Requirement ->
Copy out every record below with complete accuracy.

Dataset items
+++

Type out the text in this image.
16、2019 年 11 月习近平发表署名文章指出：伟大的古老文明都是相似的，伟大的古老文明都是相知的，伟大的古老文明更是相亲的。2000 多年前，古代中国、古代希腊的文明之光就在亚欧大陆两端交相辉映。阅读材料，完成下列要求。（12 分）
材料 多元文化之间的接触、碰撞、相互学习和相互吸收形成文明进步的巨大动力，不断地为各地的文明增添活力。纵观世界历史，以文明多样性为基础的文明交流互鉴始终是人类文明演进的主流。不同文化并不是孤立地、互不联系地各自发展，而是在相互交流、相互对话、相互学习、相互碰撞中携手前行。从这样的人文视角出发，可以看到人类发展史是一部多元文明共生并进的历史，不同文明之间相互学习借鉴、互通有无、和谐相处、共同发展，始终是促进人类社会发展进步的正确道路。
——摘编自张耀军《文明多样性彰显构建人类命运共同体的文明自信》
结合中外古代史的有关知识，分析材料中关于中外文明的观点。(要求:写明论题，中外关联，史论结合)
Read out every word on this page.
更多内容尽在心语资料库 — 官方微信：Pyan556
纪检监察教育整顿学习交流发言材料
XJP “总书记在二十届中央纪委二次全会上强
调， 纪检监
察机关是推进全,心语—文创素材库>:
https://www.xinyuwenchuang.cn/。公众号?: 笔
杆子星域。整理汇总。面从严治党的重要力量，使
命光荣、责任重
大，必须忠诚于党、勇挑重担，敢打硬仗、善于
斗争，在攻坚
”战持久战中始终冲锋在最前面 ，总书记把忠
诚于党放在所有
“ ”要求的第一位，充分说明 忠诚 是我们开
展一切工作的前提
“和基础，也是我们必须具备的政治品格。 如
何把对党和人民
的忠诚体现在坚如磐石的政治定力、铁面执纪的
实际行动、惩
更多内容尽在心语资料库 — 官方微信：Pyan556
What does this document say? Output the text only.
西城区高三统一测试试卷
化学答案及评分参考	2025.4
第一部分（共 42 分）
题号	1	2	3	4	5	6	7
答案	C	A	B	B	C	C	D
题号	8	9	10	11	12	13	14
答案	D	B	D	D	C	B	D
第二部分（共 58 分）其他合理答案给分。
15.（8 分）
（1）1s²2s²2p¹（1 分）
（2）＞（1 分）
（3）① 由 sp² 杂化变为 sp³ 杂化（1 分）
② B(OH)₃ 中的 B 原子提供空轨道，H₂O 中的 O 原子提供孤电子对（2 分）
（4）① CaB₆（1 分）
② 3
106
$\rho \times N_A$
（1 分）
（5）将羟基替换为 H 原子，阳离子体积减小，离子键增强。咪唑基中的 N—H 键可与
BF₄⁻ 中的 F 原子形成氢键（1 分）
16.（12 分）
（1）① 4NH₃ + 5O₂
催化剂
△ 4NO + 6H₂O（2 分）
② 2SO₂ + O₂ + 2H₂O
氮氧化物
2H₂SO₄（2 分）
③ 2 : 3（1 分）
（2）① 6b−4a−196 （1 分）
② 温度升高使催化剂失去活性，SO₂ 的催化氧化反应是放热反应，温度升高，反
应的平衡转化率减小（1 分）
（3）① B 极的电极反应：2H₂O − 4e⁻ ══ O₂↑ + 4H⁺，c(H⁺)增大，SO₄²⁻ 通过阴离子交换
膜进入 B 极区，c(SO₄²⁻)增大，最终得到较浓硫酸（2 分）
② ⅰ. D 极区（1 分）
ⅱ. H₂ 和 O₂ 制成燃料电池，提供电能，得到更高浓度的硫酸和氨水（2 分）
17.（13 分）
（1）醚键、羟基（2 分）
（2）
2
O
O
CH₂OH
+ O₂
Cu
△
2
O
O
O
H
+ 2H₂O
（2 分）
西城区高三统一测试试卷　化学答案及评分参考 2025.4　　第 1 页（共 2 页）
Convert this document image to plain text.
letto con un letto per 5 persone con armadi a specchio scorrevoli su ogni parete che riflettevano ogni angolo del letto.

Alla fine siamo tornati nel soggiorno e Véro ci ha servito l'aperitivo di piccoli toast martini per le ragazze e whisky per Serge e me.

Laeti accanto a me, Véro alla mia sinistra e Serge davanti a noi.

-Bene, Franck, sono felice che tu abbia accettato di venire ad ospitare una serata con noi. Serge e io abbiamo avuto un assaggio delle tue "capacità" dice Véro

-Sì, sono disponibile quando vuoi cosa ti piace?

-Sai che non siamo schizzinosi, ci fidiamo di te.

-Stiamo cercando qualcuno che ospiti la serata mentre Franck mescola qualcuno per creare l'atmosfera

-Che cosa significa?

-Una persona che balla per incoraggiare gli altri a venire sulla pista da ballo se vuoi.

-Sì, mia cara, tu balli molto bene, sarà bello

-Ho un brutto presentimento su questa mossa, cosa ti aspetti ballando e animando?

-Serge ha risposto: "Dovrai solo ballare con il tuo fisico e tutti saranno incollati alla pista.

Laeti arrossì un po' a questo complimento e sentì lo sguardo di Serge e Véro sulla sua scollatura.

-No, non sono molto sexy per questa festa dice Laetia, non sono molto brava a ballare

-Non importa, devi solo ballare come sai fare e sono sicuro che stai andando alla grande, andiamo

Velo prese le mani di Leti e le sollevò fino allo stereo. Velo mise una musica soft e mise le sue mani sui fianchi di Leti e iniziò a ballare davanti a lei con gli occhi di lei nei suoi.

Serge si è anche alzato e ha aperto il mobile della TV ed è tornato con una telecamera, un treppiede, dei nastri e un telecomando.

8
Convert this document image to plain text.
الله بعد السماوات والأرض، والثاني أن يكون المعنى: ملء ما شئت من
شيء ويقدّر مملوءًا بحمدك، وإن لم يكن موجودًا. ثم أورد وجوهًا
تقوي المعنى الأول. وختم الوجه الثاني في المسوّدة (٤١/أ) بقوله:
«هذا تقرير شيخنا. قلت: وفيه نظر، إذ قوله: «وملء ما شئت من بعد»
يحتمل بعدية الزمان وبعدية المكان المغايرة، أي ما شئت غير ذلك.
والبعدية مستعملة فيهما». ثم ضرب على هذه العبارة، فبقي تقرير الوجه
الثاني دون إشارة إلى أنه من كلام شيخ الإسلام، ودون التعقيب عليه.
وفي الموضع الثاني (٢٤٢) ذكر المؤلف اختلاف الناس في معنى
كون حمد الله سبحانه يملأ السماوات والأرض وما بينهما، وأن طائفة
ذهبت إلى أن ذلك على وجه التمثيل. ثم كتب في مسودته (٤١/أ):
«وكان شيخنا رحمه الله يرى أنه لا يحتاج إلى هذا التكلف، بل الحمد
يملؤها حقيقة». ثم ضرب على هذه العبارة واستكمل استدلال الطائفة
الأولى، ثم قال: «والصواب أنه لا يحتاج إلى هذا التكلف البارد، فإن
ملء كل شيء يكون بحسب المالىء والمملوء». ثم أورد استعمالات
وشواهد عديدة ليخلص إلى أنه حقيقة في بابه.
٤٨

+++

Task response ->
Type out the text in this image.
16、2019 年 11 月习近平发表署名文章指出：伟大的古老文明都是相似的，伟大的古老文明都是相知的，伟大的古老文明更是相亲的。2000 多年前，古代中国、古代希腊的文明之光就在亚欧大陆两端交相辉映。阅读材料，完成下列要求。（12 分）
材料 多元文化之间的接触、碰撞、相互学习和相互吸收形成文明进步的巨大动力，不断地为各地的文明增添活力。纵观世界历史，以文明多样性为基础的文明交流互鉴始终是人类文明演进的主流。不同文化并不是孤立地、互不联系地各自发展，而是在相互交流、相互对话、相互学习、相互碰撞中携手前行。从这样的人文视角出发，可以看到人类发展史是一部多元文明共生并进的历史，不同文明之间相互学习借鉴、互通有无、和谐相处、共同发展，始终是促进人类社会发展进步的正确道路。
——摘编自张耀军《文明多样性彰显构建人类命运共同体的文明自信》
结合中外古代史的有关知识，分析材料中关于中外文明的观点。(要求:写明论题，中外关联，史论结合)
Read out every word on this page.
更多内容尽在心语资料库 — 官方微信：Pyan556
纪检监察教育整顿学习交流发言材料
XJP “总书记在二十届中央纪委二次全会上强
调， 纪检监
察机关是推进全,心语—文创素材库>:
https://www.xinyuwenchuang.cn/。公众号?: 笔
杆子星域。整理汇总。面从严治党的重要力量，使
命光荣、责任重
大，必须忠诚于党、勇挑重担，敢打硬仗、善于
斗争，在攻坚
”战持久战中始终冲锋在最前面 ，总书记把忠
诚于党放在所有
“ ”要求的第一位，充分说明 忠诚 是我们开
展一切工作的前提
“和基础，也是我们必须具备的政治品格。 如
何把对党和人民
的忠诚体现在坚如磐石的政治定力、铁面执纪的
实际行动、惩
更多内容尽在心语资料库 — 官方微信：Pyan556
What does this document say? Output the text only.
西城区高三统一测试试卷
化学答案及评分参考	2025.4
第一部分（共 42 分）
题号	1	2	3	4	5	6	7
答案	C	A	B	B	C	C	D
题号	8	9	10	11	12	13	14
答案	D	B	D	D	C	B	D
第二部分（共 58 分）其他合理答案给分。
15.（8 分）
（1）1s²2s²2p¹（1 分）
（2）＞（1 分）
（3）① 由 sp² 杂化变为 sp³ 杂化（1 分）
② B(OH)₃ 中的 B 原子提供空轨道，H₂O 中的 O 原子提供孤电子对（2 分）
（4）① CaB₆（1 分）
② 3
106
$\rho \times N_A$
（1 分）
（5）将羟基替换为 H 原子，阳离子体积减小，离子键增强。咪唑基中的 N—H 键可与
BF₄⁻ 中的 F 原子形成氢键（1 分）
16.（12 分）
（1）① 4NH₃ + 5O₂
催化剂
△ 4NO + 6H₂O（2 分）
② 2SO₂ + O₂ + 2H₂O
氮氧化物
2H₂SO₄（2 分）
③ 2 : 3（1 分）
（2）① 6b−4a−196 （1 分）
② 温度升高使催化剂失去活性，SO₂ 的催化氧化反应是放热反应，温度升高，反
应的平衡转化率减小（1 分）
（3）① B 极的电极反应：2H₂O − 4e⁻ ══ O₂↑ + 4H⁺，c(H⁺)增大，SO₄²⁻ 通过阴离子交换
膜进入 B 极区，c(SO₄²⁻)增大，最终得到较浓硫酸（2 分）
② ⅰ. D 极区（1 分）
ⅱ. H₂ 和 O₂ 制成燃料电池，提供电能，得到更高浓度的硫酸和氨水（2 分）
17.（13 分）
（1）醚键、羟基（2 分）
（2）
2
O
O
CH₂OH
+ O₂
Cu
△
2
O
O
O
H
+ 2H₂O
（2 分）
西城区高三统一测试试卷　化学答案及评分参考 2025.4　　第 1 页（共 2 页）
Convert this document image to plain text.
letto con un letto per 5 persone con armadi a specchio scorrevoli su ogni parete che riflettevano ogni angolo del letto.

Alla fine siamo tornati nel soggiorno e Véro ci ha servito l'aperitivo di piccoli toast martini per le ragazze e whisky per Serge e me.

Laeti accanto a me, Véro alla mia sinistra e Serge davanti a noi.

-Bene, Franck, sono felice che tu abbia accettato di venire ad ospitare una serata con noi. Serge e io abbiamo avuto un assaggio delle tue "capacità" dice Véro

-Sì, sono disponibile quando vuoi cosa ti piace?

-Sai che non siamo schizzinosi, ci fidiamo di te.

-Stiamo cercando qualcuno che ospiti la serata mentre Franck mescola qualcuno per creare l'atmosfera

-Che cosa significa?

-Una persona che balla per incoraggiare gli altri a venire sulla pista da ballo se vuoi.

-Sì, mia cara, tu balli molto bene, sarà bello

-Ho un brutto presentimento su questa mossa, cosa ti aspetti ballando e animando?

-Serge ha risposto: "Dovrai solo ballare con il tuo fisico e tutti saranno incollati alla pista.

Laeti arrossì un po' a questo complimento e sentì lo sguardo di Serge e Véro sulla sua scollatura.

-No, non sono molto sexy per questa festa dice Laetia, non sono molto brava a ballare

-Non importa, devi solo ballare come sai fare e sono sicuro che stai andando alla grande, andiamo

Velo prese le mani di Leti e le sollevò fino allo stereo. Velo mise una musica soft e mise le sue mani sui fianchi di Leti e iniziò a ballare davanti a lei con gli occhi di lei nei suoi.

Serge si è anche alzato e ha aperto il mobile della TV ed è tornato con una telecamera, un treppiede, dei nastri e un telecomando.

8
Convert this document image to plain text.
الله بعد السماوات والأرض، والثاني أن يكون المعنى: ملء ما شئت من
شيء ويقدّر مملوءًا بحمدك، وإن لم يكن موجودًا. ثم أورد وجوهًا
تقوي المعنى الأول. وختم الوجه الثاني في المسوّدة (٤١/أ) بقوله:
«هذا تقرير شيخنا. قلت: وفيه نظر، إذ قوله: «وملء ما شئت من بعد»
يحتمل بعدية الزمان وبعدية المكان المغايرة، أي ما شئت غير ذلك.
والبعدية مستعملة فيهما». ثم ضرب على هذه العبارة، فبقي تقرير الوجه
الثاني دون إشارة إلى أنه من كلام شيخ الإسلام، ودون التعقيب عليه.
وفي الموضع الثاني (٢٤٢) ذكر المؤلف اختلاف الناس في معنى
كون حمد الله سبحانه يملأ السماوات والأرض وما بينهما، وأن طائفة
ذهبت إلى أن ذلك على وجه التمثيل. ثم كتب في مسودته (٤١/أ):
«وكان شيخنا رحمه الله يرى أنه لا يحتاج إلى هذا التكلف، بل الحمد
يملؤها حقيقة». ثم ضرب على هذه العبارة واستكمل استدلال الطائفة
الأولى، ثم قال: «والصواب أنه لا يحتاج إلى هذا التكلف البارد، فإن
ملء كل شيء يكون بحسب المالىء والمملوء». ثم أورد استعمالات
وشواهد عديدة ليخلص إلى أنه حقيقة في بابه.
٤٨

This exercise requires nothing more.